Extracted records:
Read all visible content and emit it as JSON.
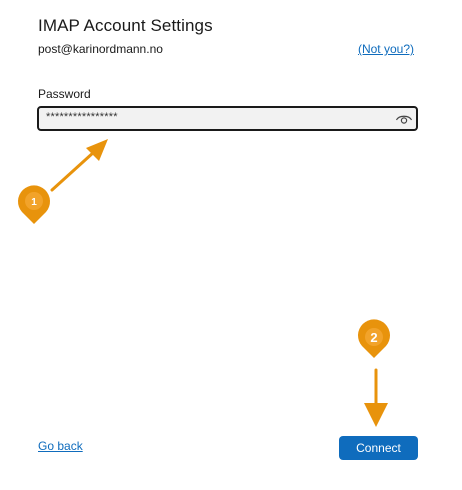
{
  "dialog": {
    "title": "IMAP Account Settings",
    "account_email": "post@karinordmann.no",
    "not_you_label": "(Not you?)"
  },
  "password": {
    "label": "Password",
    "value": "****************",
    "reveal_icon": "eye-icon"
  },
  "callouts": [
    {
      "number": "1",
      "color": "#e8930c"
    },
    {
      "number": "2",
      "color": "#e8930c"
    }
  ],
  "footer": {
    "back_label": "Go back",
    "connect_label": "Connect"
  },
  "colors": {
    "accent": "#0f6cbd",
    "callout": "#e8930c"
  }
}
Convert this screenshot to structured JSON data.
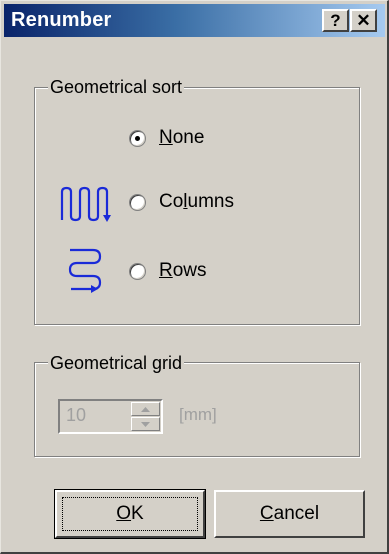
{
  "window": {
    "title": "Renumber"
  },
  "titlebar_buttons": {
    "help": "?",
    "close": "✕"
  },
  "sort_group": {
    "legend": "Geometrical sort",
    "options": [
      {
        "label_mn": "N",
        "label_rest": "one",
        "selected": true,
        "icon": "none"
      },
      {
        "label_pre": "Co",
        "label_mn": "l",
        "label_rest": "umns",
        "selected": false,
        "icon": "columns-serpentine-icon"
      },
      {
        "label_mn": "R",
        "label_rest": "ows",
        "selected": false,
        "icon": "rows-serpentine-icon"
      }
    ]
  },
  "grid_group": {
    "legend": "Geometrical grid",
    "value": "10",
    "unit": "[mm]",
    "enabled": false
  },
  "buttons": {
    "ok": {
      "mn": "O",
      "rest": "K"
    },
    "cancel": {
      "mn": "C",
      "rest": "ancel"
    }
  },
  "colors": {
    "title_start": "#0a246a",
    "title_end": "#a6caf0",
    "face": "#d4d0c8",
    "icon_blue": "#1a2ad8",
    "disabled_text": "#a0a0a0"
  }
}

- TASK GOAL: From the data above, write out everything exactly except the pictures.

- SOLVED EXERCISE:
Read all visible content and emit it as JSON.
{
  "dialog": {
    "title": "IMAP Account Settings",
    "account_email": "post@karinordmann.no",
    "not_you_label": "(Not you?)"
  },
  "password": {
    "label": "Password",
    "value": "****************",
    "reveal_icon": "eye-icon"
  },
  "callouts": [
    {
      "number": "1",
      "color": "#e8930c"
    },
    {
      "number": "2",
      "color": "#e8930c"
    }
  ],
  "footer": {
    "back_label": "Go back",
    "connect_label": "Connect"
  },
  "colors": {
    "accent": "#0f6cbd",
    "callout": "#e8930c"
  }
}
Convert this screenshot to structured JSON data.
{
  "window": {
    "title": "Renumber"
  },
  "titlebar_buttons": {
    "help": "?",
    "close": "✕"
  },
  "sort_group": {
    "legend": "Geometrical sort",
    "options": [
      {
        "label_mn": "N",
        "label_rest": "one",
        "selected": true,
        "icon": "none"
      },
      {
        "label_pre": "Co",
        "label_mn": "l",
        "label_rest": "umns",
        "selected": false,
        "icon": "columns-serpentine-icon"
      },
      {
        "label_mn": "R",
        "label_rest": "ows",
        "selected": false,
        "icon": "rows-serpentine-icon"
      }
    ]
  },
  "grid_group": {
    "legend": "Geometrical grid",
    "value": "10",
    "unit": "[mm]",
    "enabled": false
  },
  "buttons": {
    "ok": {
      "mn": "O",
      "rest": "K"
    },
    "cancel": {
      "mn": "C",
      "rest": "ancel"
    }
  },
  "colors": {
    "title_start": "#0a246a",
    "title_end": "#a6caf0",
    "face": "#d4d0c8",
    "icon_blue": "#1a2ad8",
    "disabled_text": "#a0a0a0"
  }
}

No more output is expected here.